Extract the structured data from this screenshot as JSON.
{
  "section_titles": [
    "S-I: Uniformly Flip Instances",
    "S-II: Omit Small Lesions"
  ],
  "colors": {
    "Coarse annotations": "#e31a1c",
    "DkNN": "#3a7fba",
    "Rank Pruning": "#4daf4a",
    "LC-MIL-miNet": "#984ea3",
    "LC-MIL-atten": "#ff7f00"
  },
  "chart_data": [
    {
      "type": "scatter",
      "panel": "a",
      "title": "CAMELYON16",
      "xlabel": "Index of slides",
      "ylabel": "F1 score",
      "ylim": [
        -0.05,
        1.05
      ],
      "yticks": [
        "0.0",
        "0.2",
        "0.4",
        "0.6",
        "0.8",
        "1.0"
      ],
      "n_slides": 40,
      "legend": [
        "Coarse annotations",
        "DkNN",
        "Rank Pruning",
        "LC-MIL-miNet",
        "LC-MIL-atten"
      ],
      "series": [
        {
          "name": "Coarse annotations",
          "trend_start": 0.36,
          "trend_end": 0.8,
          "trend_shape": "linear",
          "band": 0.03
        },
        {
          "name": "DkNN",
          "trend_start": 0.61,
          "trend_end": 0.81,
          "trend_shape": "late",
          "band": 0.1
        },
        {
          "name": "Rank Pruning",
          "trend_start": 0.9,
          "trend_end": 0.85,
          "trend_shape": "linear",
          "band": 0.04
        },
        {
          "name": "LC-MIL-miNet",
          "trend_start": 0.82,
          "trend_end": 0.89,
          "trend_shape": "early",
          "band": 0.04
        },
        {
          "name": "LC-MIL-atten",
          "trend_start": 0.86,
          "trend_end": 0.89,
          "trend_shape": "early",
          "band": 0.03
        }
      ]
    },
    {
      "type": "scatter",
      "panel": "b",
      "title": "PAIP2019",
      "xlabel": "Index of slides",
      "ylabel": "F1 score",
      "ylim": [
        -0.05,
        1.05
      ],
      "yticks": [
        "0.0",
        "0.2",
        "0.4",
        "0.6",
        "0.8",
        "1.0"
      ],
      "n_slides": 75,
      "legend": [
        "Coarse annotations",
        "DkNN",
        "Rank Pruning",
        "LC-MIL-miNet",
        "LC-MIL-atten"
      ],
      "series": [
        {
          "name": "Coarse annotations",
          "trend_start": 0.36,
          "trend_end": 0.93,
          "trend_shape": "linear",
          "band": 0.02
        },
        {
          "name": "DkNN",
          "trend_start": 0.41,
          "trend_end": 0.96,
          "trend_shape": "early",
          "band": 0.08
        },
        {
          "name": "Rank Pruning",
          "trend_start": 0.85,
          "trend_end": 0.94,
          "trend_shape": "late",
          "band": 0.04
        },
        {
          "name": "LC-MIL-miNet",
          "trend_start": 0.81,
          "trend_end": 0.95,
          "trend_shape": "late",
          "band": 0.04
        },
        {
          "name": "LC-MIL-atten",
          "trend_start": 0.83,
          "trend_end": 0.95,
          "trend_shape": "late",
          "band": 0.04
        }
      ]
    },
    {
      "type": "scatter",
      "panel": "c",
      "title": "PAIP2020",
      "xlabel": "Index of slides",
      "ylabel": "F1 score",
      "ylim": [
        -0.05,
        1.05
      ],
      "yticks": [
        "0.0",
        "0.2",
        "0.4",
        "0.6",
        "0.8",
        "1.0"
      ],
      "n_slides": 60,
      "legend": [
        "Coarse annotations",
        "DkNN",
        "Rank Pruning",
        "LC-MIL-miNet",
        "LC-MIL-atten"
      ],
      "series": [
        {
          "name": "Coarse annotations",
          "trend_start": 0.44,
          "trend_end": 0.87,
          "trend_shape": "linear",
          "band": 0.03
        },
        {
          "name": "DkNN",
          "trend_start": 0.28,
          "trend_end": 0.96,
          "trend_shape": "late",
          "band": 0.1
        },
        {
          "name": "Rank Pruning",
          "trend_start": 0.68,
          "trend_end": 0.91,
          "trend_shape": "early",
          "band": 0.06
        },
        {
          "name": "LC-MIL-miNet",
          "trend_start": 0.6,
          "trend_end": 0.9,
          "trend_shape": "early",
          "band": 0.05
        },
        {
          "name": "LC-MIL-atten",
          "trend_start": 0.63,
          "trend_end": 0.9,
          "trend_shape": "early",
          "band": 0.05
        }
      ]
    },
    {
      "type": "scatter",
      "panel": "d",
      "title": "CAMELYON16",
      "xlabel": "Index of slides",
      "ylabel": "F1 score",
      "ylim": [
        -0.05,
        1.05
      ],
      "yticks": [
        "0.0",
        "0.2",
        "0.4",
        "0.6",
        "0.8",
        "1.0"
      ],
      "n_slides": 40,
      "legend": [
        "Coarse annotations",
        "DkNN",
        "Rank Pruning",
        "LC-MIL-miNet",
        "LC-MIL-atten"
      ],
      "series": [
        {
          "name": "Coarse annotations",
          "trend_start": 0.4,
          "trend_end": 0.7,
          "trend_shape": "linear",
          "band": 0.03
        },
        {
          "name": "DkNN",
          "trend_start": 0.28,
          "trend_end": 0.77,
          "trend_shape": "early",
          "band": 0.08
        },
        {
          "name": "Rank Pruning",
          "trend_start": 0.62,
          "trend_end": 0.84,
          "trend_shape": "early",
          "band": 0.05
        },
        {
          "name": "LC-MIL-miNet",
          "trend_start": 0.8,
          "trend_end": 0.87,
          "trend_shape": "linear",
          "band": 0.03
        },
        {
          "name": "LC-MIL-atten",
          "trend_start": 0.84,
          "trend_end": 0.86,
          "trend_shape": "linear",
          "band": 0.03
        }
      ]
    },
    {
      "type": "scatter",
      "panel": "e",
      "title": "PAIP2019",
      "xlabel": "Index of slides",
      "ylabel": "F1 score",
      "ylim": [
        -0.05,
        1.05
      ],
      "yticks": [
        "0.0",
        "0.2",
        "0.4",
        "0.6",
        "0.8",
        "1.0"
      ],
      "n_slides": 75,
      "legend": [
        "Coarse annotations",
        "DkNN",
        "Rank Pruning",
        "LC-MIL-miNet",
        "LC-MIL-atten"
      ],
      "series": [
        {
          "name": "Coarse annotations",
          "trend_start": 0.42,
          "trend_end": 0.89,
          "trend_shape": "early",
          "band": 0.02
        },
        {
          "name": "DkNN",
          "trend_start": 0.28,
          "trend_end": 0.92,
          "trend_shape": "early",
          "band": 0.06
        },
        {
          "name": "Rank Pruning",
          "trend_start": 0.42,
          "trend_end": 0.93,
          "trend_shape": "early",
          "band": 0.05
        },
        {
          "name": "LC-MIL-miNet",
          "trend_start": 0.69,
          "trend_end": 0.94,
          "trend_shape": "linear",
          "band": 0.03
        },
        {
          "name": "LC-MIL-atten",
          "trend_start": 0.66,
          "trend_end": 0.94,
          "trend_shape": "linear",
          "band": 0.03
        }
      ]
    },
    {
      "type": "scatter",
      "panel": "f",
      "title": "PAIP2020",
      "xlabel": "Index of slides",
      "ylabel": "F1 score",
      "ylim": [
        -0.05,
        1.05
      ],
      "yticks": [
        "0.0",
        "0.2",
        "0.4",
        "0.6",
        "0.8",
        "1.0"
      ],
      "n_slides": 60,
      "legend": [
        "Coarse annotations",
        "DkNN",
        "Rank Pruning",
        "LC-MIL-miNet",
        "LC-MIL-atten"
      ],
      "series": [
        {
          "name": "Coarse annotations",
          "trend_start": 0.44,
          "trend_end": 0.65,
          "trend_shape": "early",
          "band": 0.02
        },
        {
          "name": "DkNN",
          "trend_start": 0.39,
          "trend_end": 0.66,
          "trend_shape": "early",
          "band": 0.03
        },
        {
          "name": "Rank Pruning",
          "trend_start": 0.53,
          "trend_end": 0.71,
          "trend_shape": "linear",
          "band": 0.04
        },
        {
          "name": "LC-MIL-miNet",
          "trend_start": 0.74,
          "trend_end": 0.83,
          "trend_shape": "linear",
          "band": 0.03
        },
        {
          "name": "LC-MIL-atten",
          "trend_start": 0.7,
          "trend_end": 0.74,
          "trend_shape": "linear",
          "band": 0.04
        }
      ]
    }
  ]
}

+===+

EXERCISE » Identify and copy lines that hold the string "panel".

RESPONSE TO THIS TASK »
      "panel": "a",
      "panel": "b",
      "panel": "c",
      "panel": "d",
      "panel": "e",
      "panel": "f",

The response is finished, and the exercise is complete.